> What needs to be done: Give back a single number, the count of lines containing the word "JSON".

——

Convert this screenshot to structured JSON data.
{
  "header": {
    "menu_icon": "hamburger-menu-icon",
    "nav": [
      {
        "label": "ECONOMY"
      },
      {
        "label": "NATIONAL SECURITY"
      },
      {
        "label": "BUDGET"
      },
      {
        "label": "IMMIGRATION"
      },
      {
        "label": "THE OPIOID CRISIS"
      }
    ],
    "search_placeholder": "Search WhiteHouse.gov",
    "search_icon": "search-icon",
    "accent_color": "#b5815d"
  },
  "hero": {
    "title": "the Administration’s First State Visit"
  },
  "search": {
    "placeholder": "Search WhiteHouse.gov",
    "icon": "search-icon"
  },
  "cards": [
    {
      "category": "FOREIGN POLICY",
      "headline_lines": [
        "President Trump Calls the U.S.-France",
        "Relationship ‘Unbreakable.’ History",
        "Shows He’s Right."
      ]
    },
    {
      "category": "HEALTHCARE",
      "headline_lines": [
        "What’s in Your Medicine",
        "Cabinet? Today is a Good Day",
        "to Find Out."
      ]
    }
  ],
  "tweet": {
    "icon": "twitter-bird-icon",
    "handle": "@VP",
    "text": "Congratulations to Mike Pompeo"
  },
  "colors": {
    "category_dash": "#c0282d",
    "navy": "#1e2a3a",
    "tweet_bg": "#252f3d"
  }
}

——

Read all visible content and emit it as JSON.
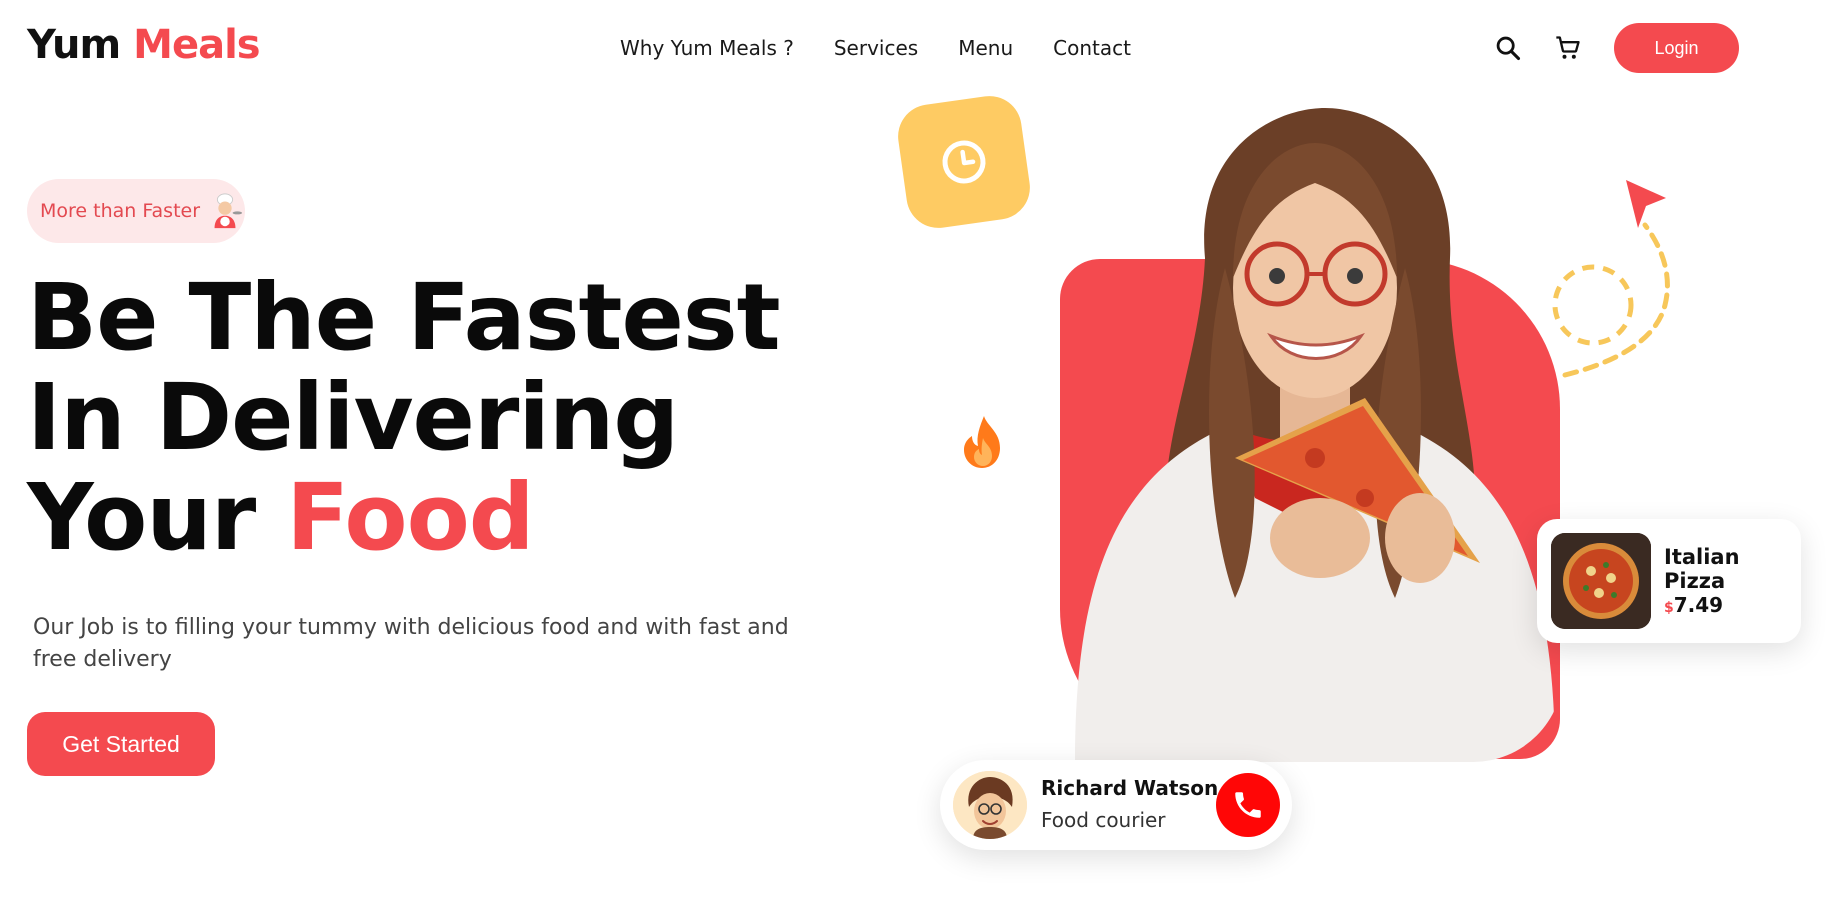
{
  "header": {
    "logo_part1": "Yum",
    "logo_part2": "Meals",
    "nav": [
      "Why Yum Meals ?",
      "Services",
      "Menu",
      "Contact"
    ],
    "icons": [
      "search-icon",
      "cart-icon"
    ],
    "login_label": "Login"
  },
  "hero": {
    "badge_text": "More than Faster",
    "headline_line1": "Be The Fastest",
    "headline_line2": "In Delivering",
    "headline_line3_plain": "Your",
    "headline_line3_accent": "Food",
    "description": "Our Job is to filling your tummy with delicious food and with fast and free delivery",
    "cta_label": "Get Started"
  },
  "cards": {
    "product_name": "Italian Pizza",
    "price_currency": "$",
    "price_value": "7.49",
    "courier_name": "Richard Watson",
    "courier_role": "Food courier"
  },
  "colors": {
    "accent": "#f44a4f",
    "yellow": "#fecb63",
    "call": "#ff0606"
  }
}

——

> Solution for this task: 2